Instruction - Count how many lines contain the word "JSON". Respond with the number alone.

Data lines -
......

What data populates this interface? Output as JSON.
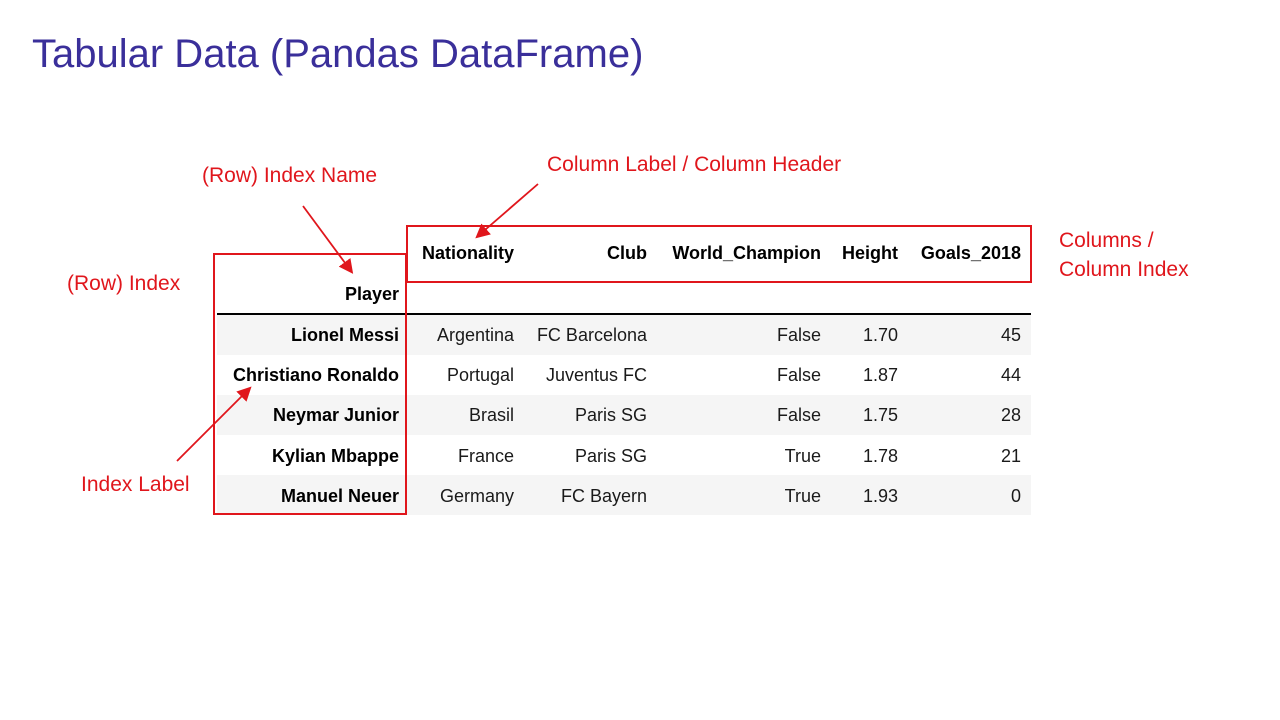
{
  "slide": {
    "title": "Tabular Data (Pandas DataFrame)"
  },
  "annotations": {
    "row_index_name": "(Row) Index Name",
    "column_label": "Column Label / Column Header",
    "columns_line1": "Columns /",
    "columns_line2": "Column Index",
    "row_index": "(Row) Index",
    "index_label": "Index Label"
  },
  "dataframe": {
    "columns": [
      "Nationality",
      "Club",
      "World_Champion",
      "Height",
      "Goals_2018"
    ],
    "index_name": "Player",
    "index": [
      "Lionel Messi",
      "Christiano Ronaldo",
      "Neymar Junior",
      "Kylian Mbappe",
      "Manuel Neuer"
    ],
    "rows": [
      [
        "Argentina",
        "FC Barcelona",
        "False",
        "1.70",
        "45"
      ],
      [
        "Portugal",
        "Juventus FC",
        "False",
        "1.87",
        "44"
      ],
      [
        "Brasil",
        "Paris SG",
        "False",
        "1.75",
        "28"
      ],
      [
        "France",
        "Paris SG",
        "True",
        "1.78",
        "21"
      ],
      [
        "Germany",
        "FC Bayern",
        "True",
        "1.93",
        "0"
      ]
    ]
  },
  "colors": {
    "title": "#3a2f9a",
    "annotation": "#e0161c",
    "stripe": "#f5f5f5"
  }
}
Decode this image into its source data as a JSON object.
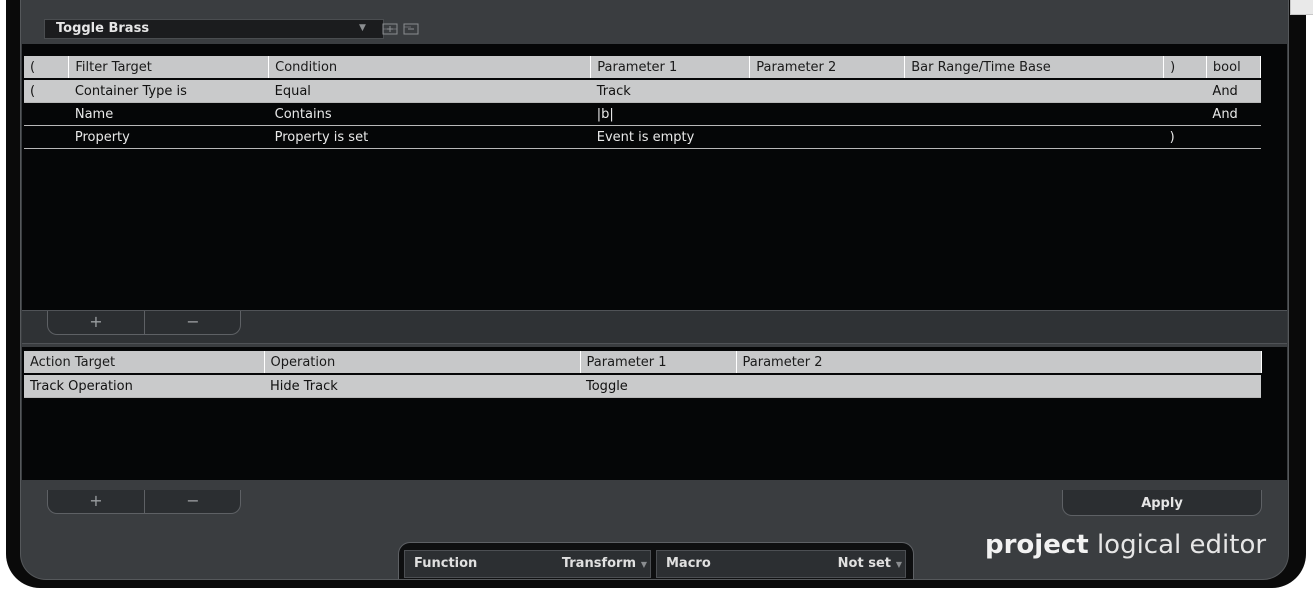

......

Solution for this problem - 2